*DOKUMEN SUMBER*:
§

Jumat, 01 November 2013

Pulau Padang oh Pulau Padang


  • Areal Sei Hiyu, Tanjung Padang luluh lantak.
  • Anggota DPD/ MPR RI Ibu Intsiawati Ayus turun tangan menyelesai Masalah ini.

MERBAU-KEPULAUAN MERANTI
SUARA RAKYAT RIAU

Setelah Dikonfirmasi oleh Media SRR mengenai permasalahan Lahan yang sangat rumit di Riau ini termasuk di kepulauan meranti, tentu kita butuh orang yang memperhatikan dan menggiring permasalahan ini kearah yang tidak merugikan masyarakat Riau, Anggota Dewan Seperti Ibu Intsiawati Ayus adalah orang sangat rakyat harapkan, dari hasil kerja, kunjungan dan survey beliau ke Kepulauan meranti, tepatnya Dikecamatan Merbau beliau telah berkoordinasi dengan berbagai pihak untuk menyelesaikan permasalahan ini.

Alhamdulillah situasi tegang kemarin di Tanjung Gambar-Lukit sudah mereda. Antara masyarakat Pulau Padang dan perusahaan tercapai kesepakatan untuk dilakukannya penghentian sementara (status quo) operasional perusahaan di wilayah tersebut. SMS dari Dirjen HTI yang mendapat informasi dari Kepala Balai Kehutanan di Riau menyatakan bahwa penolakan masyarakat dilatarbelakangi karena pembangunan areal Pelabuhan di kawasan tersebut dikarenakan belum selesainya soal ganti rugi. Padahal esensi masalah bukan itu. Sebagaimana jawaban yang saya terima dari Kementerian Kehutanan pada saat melakukan RDP, selalu jawaban yang normatif dan sama sekali tidak menghiraukan fakta empiris di lapangan dan ‘buta’ terhadap gejolak yang terjadi di masyarakat.

§

*CUPLIKAN DATA*:

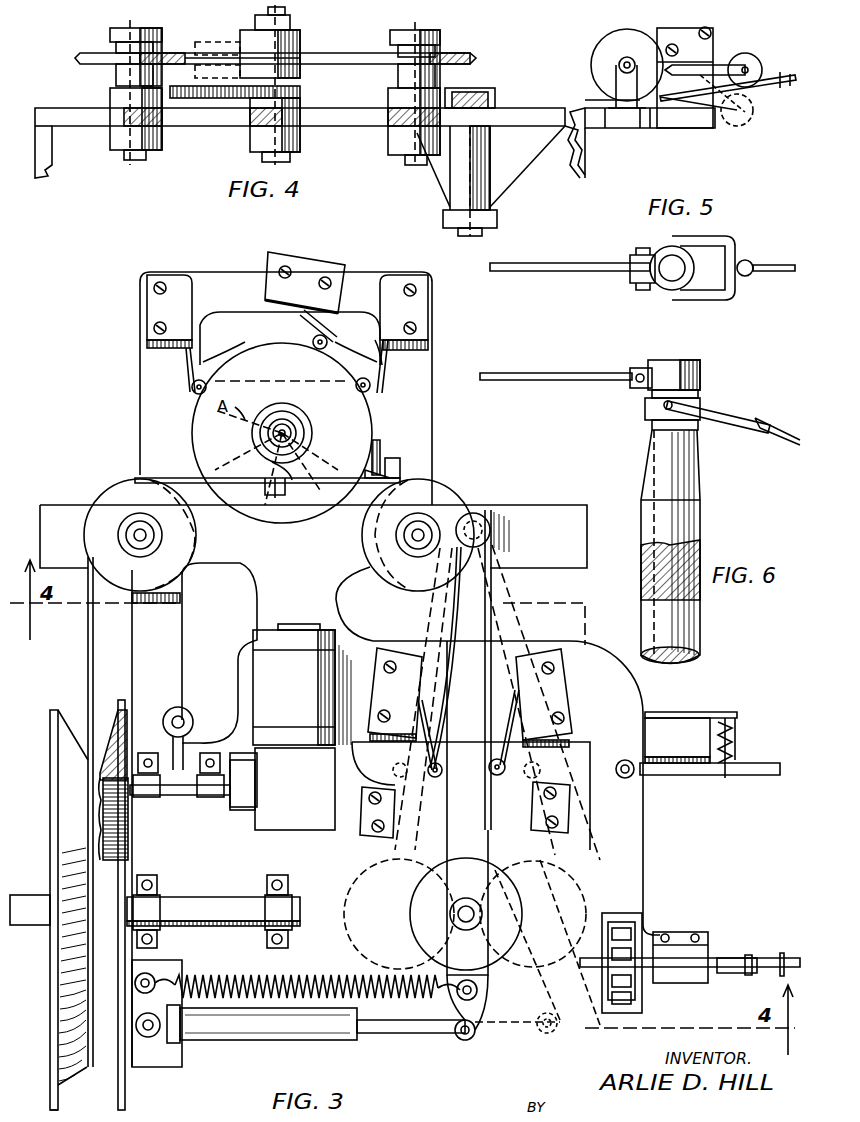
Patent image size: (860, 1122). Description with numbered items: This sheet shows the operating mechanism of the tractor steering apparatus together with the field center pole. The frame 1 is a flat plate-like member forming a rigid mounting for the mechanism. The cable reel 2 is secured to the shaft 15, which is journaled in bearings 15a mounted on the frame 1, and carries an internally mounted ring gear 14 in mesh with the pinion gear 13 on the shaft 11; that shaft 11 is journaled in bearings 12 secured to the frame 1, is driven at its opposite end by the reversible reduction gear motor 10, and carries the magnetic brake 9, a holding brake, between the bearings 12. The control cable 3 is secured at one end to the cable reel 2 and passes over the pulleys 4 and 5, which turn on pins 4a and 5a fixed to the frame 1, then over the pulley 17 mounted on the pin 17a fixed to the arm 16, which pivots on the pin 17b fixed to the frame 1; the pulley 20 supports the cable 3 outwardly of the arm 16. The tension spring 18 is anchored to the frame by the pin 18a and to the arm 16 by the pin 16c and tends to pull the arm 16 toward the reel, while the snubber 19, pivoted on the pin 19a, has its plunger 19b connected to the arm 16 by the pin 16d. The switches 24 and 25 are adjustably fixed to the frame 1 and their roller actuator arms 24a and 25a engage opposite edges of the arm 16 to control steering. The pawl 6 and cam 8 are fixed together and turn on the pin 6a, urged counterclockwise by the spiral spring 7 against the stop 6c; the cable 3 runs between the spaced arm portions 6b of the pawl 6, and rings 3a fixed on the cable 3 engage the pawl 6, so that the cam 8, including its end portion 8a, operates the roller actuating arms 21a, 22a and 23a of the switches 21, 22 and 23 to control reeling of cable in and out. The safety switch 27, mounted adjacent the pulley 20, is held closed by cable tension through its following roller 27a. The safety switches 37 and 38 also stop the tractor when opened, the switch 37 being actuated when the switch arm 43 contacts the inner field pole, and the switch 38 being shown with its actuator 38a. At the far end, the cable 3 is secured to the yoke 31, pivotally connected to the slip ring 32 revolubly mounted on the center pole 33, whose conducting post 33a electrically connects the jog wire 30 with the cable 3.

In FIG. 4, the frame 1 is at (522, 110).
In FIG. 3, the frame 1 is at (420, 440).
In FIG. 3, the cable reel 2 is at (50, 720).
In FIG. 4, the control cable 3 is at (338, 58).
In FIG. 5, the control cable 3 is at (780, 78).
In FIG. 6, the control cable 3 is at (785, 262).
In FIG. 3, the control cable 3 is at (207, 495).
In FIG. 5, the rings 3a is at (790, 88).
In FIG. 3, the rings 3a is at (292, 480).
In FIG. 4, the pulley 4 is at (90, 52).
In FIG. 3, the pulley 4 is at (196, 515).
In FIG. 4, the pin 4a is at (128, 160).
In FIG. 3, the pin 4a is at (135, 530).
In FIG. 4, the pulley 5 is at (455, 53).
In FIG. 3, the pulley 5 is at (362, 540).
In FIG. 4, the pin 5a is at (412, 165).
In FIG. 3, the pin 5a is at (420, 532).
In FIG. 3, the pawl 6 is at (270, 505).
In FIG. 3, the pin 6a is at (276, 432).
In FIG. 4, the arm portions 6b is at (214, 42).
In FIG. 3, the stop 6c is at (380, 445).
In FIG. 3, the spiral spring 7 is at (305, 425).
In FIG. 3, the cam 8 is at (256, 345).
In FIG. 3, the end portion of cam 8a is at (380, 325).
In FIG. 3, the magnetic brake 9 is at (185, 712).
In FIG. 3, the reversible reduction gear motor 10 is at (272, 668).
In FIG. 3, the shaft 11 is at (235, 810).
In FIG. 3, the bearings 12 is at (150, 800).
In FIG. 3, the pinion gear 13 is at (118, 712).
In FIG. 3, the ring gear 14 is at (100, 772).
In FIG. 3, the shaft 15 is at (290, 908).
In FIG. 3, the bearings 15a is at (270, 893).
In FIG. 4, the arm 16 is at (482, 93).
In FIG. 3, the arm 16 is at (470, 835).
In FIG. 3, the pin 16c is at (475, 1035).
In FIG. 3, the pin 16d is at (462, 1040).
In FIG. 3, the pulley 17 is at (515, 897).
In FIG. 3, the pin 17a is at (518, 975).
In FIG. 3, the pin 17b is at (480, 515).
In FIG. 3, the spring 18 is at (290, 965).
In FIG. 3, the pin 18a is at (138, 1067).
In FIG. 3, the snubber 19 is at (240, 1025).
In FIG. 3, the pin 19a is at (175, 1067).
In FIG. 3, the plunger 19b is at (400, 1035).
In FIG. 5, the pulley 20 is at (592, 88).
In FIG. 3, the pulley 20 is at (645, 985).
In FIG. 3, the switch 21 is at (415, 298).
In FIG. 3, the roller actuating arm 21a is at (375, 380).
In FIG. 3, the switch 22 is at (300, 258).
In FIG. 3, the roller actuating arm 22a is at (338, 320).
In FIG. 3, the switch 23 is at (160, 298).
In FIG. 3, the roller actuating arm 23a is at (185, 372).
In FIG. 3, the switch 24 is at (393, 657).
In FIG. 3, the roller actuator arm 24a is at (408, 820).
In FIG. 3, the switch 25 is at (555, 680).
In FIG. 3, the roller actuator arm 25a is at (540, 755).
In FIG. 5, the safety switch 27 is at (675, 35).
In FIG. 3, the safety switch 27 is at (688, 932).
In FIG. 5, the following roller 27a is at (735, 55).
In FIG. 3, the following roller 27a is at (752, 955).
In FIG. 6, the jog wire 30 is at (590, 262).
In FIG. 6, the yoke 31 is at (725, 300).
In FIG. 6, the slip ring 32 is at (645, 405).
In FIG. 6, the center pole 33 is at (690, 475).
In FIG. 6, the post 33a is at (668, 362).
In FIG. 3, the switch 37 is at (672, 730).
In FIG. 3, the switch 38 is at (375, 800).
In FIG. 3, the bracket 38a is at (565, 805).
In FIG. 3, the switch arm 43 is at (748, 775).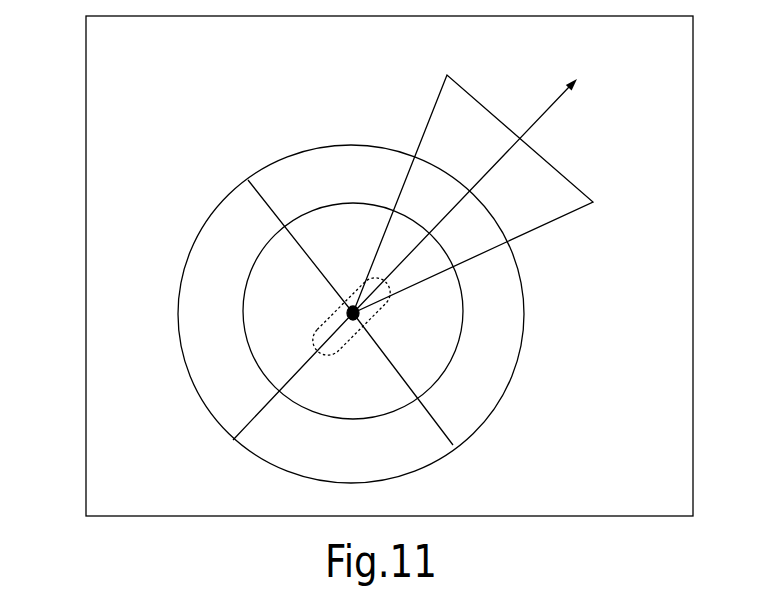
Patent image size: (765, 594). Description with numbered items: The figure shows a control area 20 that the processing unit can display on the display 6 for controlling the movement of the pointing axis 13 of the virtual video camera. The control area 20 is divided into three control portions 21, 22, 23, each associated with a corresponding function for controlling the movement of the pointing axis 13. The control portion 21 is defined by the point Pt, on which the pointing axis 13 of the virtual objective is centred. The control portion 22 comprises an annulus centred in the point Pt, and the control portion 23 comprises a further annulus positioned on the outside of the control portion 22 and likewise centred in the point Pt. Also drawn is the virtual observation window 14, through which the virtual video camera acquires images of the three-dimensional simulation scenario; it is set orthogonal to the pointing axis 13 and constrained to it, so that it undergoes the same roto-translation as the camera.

§

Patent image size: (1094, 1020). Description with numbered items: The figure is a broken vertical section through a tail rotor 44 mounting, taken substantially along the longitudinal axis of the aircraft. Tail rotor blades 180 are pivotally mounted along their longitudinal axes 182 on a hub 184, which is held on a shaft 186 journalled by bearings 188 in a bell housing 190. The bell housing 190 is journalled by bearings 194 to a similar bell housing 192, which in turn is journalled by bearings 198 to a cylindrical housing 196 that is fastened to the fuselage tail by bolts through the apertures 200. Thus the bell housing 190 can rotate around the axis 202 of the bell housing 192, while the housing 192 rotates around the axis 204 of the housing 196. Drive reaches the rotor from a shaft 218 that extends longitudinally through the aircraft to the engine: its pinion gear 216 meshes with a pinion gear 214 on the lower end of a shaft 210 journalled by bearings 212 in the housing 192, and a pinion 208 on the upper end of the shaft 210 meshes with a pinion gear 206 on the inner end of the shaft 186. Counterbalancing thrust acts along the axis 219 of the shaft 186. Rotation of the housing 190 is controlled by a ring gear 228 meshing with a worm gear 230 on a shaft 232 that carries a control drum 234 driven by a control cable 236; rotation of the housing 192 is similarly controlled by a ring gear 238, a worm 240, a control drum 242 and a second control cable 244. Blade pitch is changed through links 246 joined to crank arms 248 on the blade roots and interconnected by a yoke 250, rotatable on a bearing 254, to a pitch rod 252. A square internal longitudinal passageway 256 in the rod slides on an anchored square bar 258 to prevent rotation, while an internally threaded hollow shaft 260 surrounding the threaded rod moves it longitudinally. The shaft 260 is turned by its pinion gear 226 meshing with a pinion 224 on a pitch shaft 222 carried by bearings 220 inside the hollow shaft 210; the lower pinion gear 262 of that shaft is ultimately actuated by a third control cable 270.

§

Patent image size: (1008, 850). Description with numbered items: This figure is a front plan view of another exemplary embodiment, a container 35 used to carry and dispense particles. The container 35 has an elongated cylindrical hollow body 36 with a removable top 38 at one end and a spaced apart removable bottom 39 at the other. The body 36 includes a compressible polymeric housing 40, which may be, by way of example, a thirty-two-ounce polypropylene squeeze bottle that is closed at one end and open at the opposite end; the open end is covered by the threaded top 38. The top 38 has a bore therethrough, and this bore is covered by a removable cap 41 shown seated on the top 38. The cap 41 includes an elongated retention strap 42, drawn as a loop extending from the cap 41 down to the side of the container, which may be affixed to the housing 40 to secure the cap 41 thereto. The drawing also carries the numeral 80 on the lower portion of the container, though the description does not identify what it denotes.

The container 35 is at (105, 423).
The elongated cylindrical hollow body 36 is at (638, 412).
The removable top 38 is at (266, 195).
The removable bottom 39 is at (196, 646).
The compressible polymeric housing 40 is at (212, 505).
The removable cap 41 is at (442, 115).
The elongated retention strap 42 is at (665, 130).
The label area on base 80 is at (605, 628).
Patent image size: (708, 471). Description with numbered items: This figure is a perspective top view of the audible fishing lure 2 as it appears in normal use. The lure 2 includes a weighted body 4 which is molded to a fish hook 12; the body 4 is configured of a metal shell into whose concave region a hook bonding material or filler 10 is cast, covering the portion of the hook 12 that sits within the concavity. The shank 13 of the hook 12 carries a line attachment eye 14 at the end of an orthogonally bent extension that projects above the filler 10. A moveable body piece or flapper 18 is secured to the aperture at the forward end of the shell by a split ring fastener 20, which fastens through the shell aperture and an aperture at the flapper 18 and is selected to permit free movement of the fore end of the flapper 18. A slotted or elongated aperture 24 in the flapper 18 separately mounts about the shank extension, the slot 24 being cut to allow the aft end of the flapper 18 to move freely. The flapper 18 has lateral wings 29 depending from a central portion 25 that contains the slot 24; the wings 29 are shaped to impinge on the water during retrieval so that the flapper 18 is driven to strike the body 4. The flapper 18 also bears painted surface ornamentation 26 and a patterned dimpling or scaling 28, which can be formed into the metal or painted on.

§

*PETUNJUK TUGAS*:
**a.** Jawablah pertanyaan berikut berdasarkan artikel tentang Pulau Padang:
(i) Siapa anggota DPD/MPR RI yang disebut turun tangan menyelesaikan masalah tersebut?
(ii) Di kecamatan mana anggota dewan itu melakukan kunjungan dan survei?
(iii) Kesepakatan apa yang tercapai antara masyarakat Pulau Padang dan perusahaan?
**b.** Sebutkan semua nama tempat yang tercantum dalam artikel tentang Pulau Padang.
**c.** Teruskan artikel tentang Pulau Padang setelah kalimat terakhir yang tercantum.

*JAWABAN*:
**a.**
(i) Ibu Intsiawati Ayus.
(ii) Kecamatan Merbau.
(iii) Penghentian sementara (status quo) operasional perusahaan di wilayah tersebut.

**b.** Pulau Padang, Sei Hiyu, Tanjung Padang, Merbau, Kepulauan Meranti, Riau, Tanjung Gambar-Lukit

**c.**
Secara jelas Masyarakat Pulau Padang khususnya di seluruh desa di Kec. Merbau mempertanyakan dasar revisi SK yang hanya mengeluarkan Desa Bagan Melibur, Desa Mengkirau dan sebagian Desa Lukit? Masyarakat dari 10 Desa dan 1 kelurahan, di Kecamatan Merbau antara lain Desa Lukit, Pangkalan Barat, Sungai Anak Kamal, Mekar Sari, Mayang Sari, Sungai Tengah, Pelantai, Bagan Melibur, Mengkirau, Kurau dan Teluk Belitung menyatakan tuntutannya kepada Kami DPD RI bahwa mereka menolak secara mutlak SK tersebut. Masyarakat mempertanyakan mengapa desa-desa lainnya yang 100% menolak tidak termasuk yang dienclave?
Penolakan masyarakat bukan soal pelabuhan atau hak lahan di areal pelabuhan tsb saja tapi pembangunan kanal-kanal di pulau Padang & land clearing yg dilakukan di kawasan tersebut bisa berdampak kerusakan bagi desa lainnya antara satu desa dengan desa lainnya berada dalam satu lingkungan hidup yg saling terkait secara ekologis..
Sebagai pulau kecil, antara satu wilayah dengan wilayah lainnnya tak terpisahkan. Masyarakat Pulau Padang secara keseluruhan merupakan satu kesatuan wilayah terintegrasi. Masyarakat setiap desa saling bergantung (bersimbiosis) dengan desa yang lainnya baik dalam hal mata pencaharian, sumber pangan, sumber papan, hingga sumber air. Dengan demikian perubahan apapun dari suatu wilayah secara langsung akan dirasakan dampaknya oleh masyarakat wilayah lainnya..
Keberadaan perusahaan secara nyata telah mengancam sumber kehidupan dan penghidupan masyarakat yang mayoritas sudah mandiri secara ekonomi. Untuk kehidupan sehari-hari mereka sudah tercukupi di antaranya dengan pohon sagu yang berfungsi sebagai tabungan masyarakat (salahsatu produsen terbesar di Indonesia dengan kualitas terbaik) dan karet sebagai sumber penghidupan sehari-hari.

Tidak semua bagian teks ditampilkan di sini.